Extracts from a graphics dataset
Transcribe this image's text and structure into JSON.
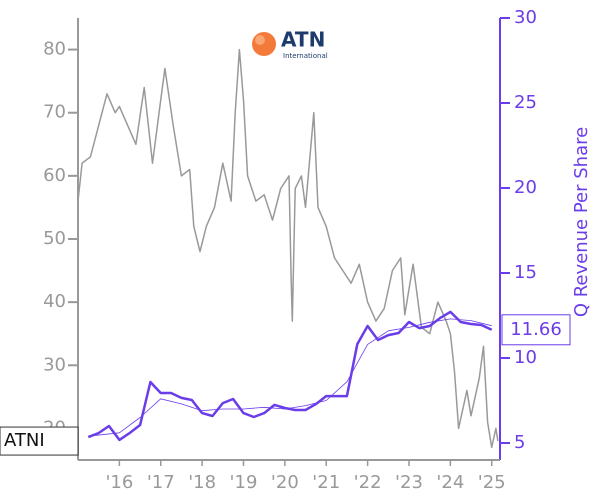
{
  "chart_data": {
    "type": "line",
    "logo": {
      "name": "ATN",
      "subtitle": "International"
    },
    "ticker": "ATNI",
    "y2label": "Q Revenue Per Share",
    "xlim": [
      2015,
      2025.2
    ],
    "xticks": [
      {
        "value": 2016,
        "label": "'16"
      },
      {
        "value": 2017,
        "label": "'17"
      },
      {
        "value": 2018,
        "label": "'18"
      },
      {
        "value": 2019,
        "label": "'19"
      },
      {
        "value": 2020,
        "label": "'20"
      },
      {
        "value": 2021,
        "label": "'21"
      },
      {
        "value": 2022,
        "label": "'22"
      },
      {
        "value": 2023,
        "label": "'23"
      },
      {
        "value": 2024,
        "label": "'24"
      },
      {
        "value": 2025,
        "label": "'25"
      }
    ],
    "ylim": [
      15,
      85
    ],
    "yticks": [
      20,
      30,
      40,
      50,
      60,
      70,
      80
    ],
    "y2lim": [
      4,
      30
    ],
    "y2ticks": [
      5,
      10,
      15,
      20,
      25,
      30
    ],
    "series": [
      {
        "color": "#999999",
        "axis": "y",
        "x": [
          2015.0,
          2015.1,
          2015.3,
          2015.5,
          2015.7,
          2015.9,
          2016.0,
          2016.2,
          2016.4,
          2016.6,
          2016.8,
          2017.0,
          2017.1,
          2017.3,
          2017.5,
          2017.7,
          2017.8,
          2017.95,
          2018.1,
          2018.3,
          2018.5,
          2018.7,
          2018.8,
          2018.9,
          2019.0,
          2019.1,
          2019.3,
          2019.5,
          2019.7,
          2019.9,
          2020.1,
          2020.15,
          2020.18,
          2020.25,
          2020.4,
          2020.5,
          2020.7,
          2020.8,
          2021.0,
          2021.2,
          2021.4,
          2021.6,
          2021.8,
          2022.0,
          2022.2,
          2022.4,
          2022.6,
          2022.8,
          2022.9,
          2023.1,
          2023.3,
          2023.5,
          2023.7,
          2023.9,
          2024.0,
          2024.1,
          2024.2,
          2024.4,
          2024.5,
          2024.7,
          2024.8,
          2024.9,
          2025.0,
          2025.1,
          2025.15
        ],
        "values": [
          56,
          62,
          63,
          68,
          73,
          70,
          71,
          68,
          65,
          74,
          62,
          72,
          77,
          68,
          60,
          61,
          52,
          48,
          52,
          55,
          62,
          56,
          70,
          80,
          72,
          60,
          56,
          57,
          53,
          58,
          60,
          44,
          37,
          58,
          60,
          55,
          70,
          55,
          52,
          47,
          45,
          43,
          46,
          40,
          37,
          39,
          45,
          47,
          38,
          46,
          36,
          35,
          40,
          37,
          35,
          29,
          20,
          26,
          22,
          28,
          33,
          21,
          17,
          20,
          18
        ]
      },
      {
        "color": "#6a3de8",
        "axis": "y2",
        "x": [
          2015.25,
          2015.5,
          2015.75,
          2016.0,
          2016.25,
          2016.5,
          2016.75,
          2017.0,
          2017.25,
          2017.5,
          2017.75,
          2018.0,
          2018.25,
          2018.5,
          2018.75,
          2019.0,
          2019.25,
          2019.5,
          2019.75,
          2020.0,
          2020.25,
          2020.5,
          2020.75,
          2021.0,
          2021.25,
          2021.5,
          2021.75,
          2022.0,
          2022.25,
          2022.5,
          2022.75,
          2023.0,
          2023.25,
          2023.5,
          2023.75,
          2024.0,
          2024.25,
          2024.5,
          2024.75,
          2025.0
        ],
        "values": [
          5.35,
          5.59,
          6.0,
          5.18,
          5.59,
          6.06,
          8.59,
          7.94,
          7.94,
          7.65,
          7.53,
          6.76,
          6.59,
          7.35,
          7.59,
          6.76,
          6.53,
          6.76,
          7.24,
          7.06,
          6.94,
          6.94,
          7.29,
          7.76,
          7.76,
          7.76,
          10.82,
          11.88,
          11.06,
          11.35,
          11.47,
          12.12,
          11.76,
          11.88,
          12.35,
          12.71,
          12.12,
          12.0,
          11.94,
          11.66
        ]
      },
      {
        "color": "#6a3de8",
        "axis": "y2",
        "x": [
          2015.25,
          2016.0,
          2016.5,
          2017.0,
          2017.5,
          2018.0,
          2018.5,
          2019.0,
          2019.5,
          2020.0,
          2020.5,
          2021.0,
          2021.5,
          2022.0,
          2022.5,
          2023.0,
          2023.5,
          2024.0,
          2024.5,
          2025.0
        ],
        "values": [
          5.4,
          5.6,
          6.5,
          7.6,
          7.3,
          6.9,
          7.0,
          7.0,
          7.1,
          7.0,
          7.2,
          7.5,
          8.6,
          10.8,
          11.6,
          11.8,
          12.1,
          12.3,
          12.2,
          11.9
        ]
      }
    ]
  }
}
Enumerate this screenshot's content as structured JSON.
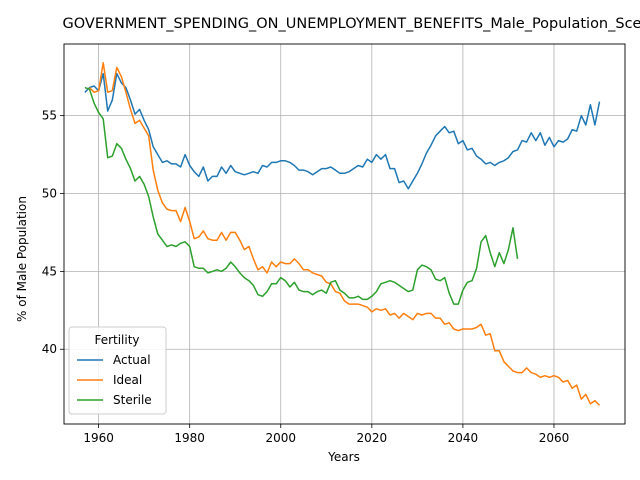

◆ **Exercise**
Leave out the pictures and transcribe the entries above exactly.

◆ **Exercise response**
Transcribe this image's text and structure into JSON.
{
  "chart_data": {
    "type": "line",
    "logo": {
      "name": "ATN",
      "subtitle": "International"
    },
    "ticker": "ATNI",
    "y2label": "Q Revenue Per Share",
    "xlim": [
      2015,
      2025.2
    ],
    "xticks": [
      {
        "value": 2016,
        "label": "'16"
      },
      {
        "value": 2017,
        "label": "'17"
      },
      {
        "value": 2018,
        "label": "'18"
      },
      {
        "value": 2019,
        "label": "'19"
      },
      {
        "value": 2020,
        "label": "'20"
      },
      {
        "value": 2021,
        "label": "'21"
      },
      {
        "value": 2022,
        "label": "'22"
      },
      {
        "value": 2023,
        "label": "'23"
      },
      {
        "value": 2024,
        "label": "'24"
      },
      {
        "value": 2025,
        "label": "'25"
      }
    ],
    "ylim": [
      15,
      85
    ],
    "yticks": [
      20,
      30,
      40,
      50,
      60,
      70,
      80
    ],
    "y2lim": [
      4,
      30
    ],
    "y2ticks": [
      5,
      10,
      15,
      20,
      25,
      30
    ],
    "series": [
      {
        "color": "#999999",
        "axis": "y",
        "x": [
          2015.0,
          2015.1,
          2015.3,
          2015.5,
          2015.7,
          2015.9,
          2016.0,
          2016.2,
          2016.4,
          2016.6,
          2016.8,
          2017.0,
          2017.1,
          2017.3,
          2017.5,
          2017.7,
          2017.8,
          2017.95,
          2018.1,
          2018.3,
          2018.5,
          2018.7,
          2018.8,
          2018.9,
          2019.0,
          2019.1,
          2019.3,
          2019.5,
          2019.7,
          2019.9,
          2020.1,
          2020.15,
          2020.18,
          2020.25,
          2020.4,
          2020.5,
          2020.7,
          2020.8,
          2021.0,
          2021.2,
          2021.4,
          2021.6,
          2021.8,
          2022.0,
          2022.2,
          2022.4,
          2022.6,
          2022.8,
          2022.9,
          2023.1,
          2023.3,
          2023.5,
          2023.7,
          2023.9,
          2024.0,
          2024.1,
          2024.2,
          2024.4,
          2024.5,
          2024.7,
          2024.8,
          2024.9,
          2025.0,
          2025.1,
          2025.15
        ],
        "values": [
          56,
          62,
          63,
          68,
          73,
          70,
          71,
          68,
          65,
          74,
          62,
          72,
          77,
          68,
          60,
          61,
          52,
          48,
          52,
          55,
          62,
          56,
          70,
          80,
          72,
          60,
          56,
          57,
          53,
          58,
          60,
          44,
          37,
          58,
          60,
          55,
          70,
          55,
          52,
          47,
          45,
          43,
          46,
          40,
          37,
          39,
          45,
          47,
          38,
          46,
          36,
          35,
          40,
          37,
          35,
          29,
          20,
          26,
          22,
          28,
          33,
          21,
          17,
          20,
          18
        ]
      },
      {
        "color": "#6a3de8",
        "axis": "y2",
        "x": [
          2015.25,
          2015.5,
          2015.75,
          2016.0,
          2016.25,
          2016.5,
          2016.75,
          2017.0,
          2017.25,
          2017.5,
          2017.75,
          2018.0,
          2018.25,
          2018.5,
          2018.75,
          2019.0,
          2019.25,
          2019.5,
          2019.75,
          2020.0,
          2020.25,
          2020.5,
          2020.75,
          2021.0,
          2021.25,
          2021.5,
          2021.75,
          2022.0,
          2022.25,
          2022.5,
          2022.75,
          2023.0,
          2023.25,
          2023.5,
          2023.75,
          2024.0,
          2024.25,
          2024.5,
          2024.75,
          2025.0
        ],
        "values": [
          5.35,
          5.59,
          6.0,
          5.18,
          5.59,
          6.06,
          8.59,
          7.94,
          7.94,
          7.65,
          7.53,
          6.76,
          6.59,
          7.35,
          7.59,
          6.76,
          6.53,
          6.76,
          7.24,
          7.06,
          6.94,
          6.94,
          7.29,
          7.76,
          7.76,
          7.76,
          10.82,
          11.88,
          11.06,
          11.35,
          11.47,
          12.12,
          11.76,
          11.88,
          12.35,
          12.71,
          12.12,
          12.0,
          11.94,
          11.66
        ]
      },
      {
        "color": "#6a3de8",
        "axis": "y2",
        "x": [
          2015.25,
          2016.0,
          2016.5,
          2017.0,
          2017.5,
          2018.0,
          2018.5,
          2019.0,
          2019.5,
          2020.0,
          2020.5,
          2021.0,
          2021.5,
          2022.0,
          2022.5,
          2023.0,
          2023.5,
          2024.0,
          2024.5,
          2025.0
        ],
        "values": [
          5.4,
          5.6,
          6.5,
          7.6,
          7.3,
          6.9,
          7.0,
          7.0,
          7.1,
          7.0,
          7.2,
          7.5,
          8.6,
          10.8,
          11.6,
          11.8,
          12.1,
          12.3,
          12.2,
          11.9
        ]
      }
    ]
  }
}
Enumerate this screenshot's content as structured JSON.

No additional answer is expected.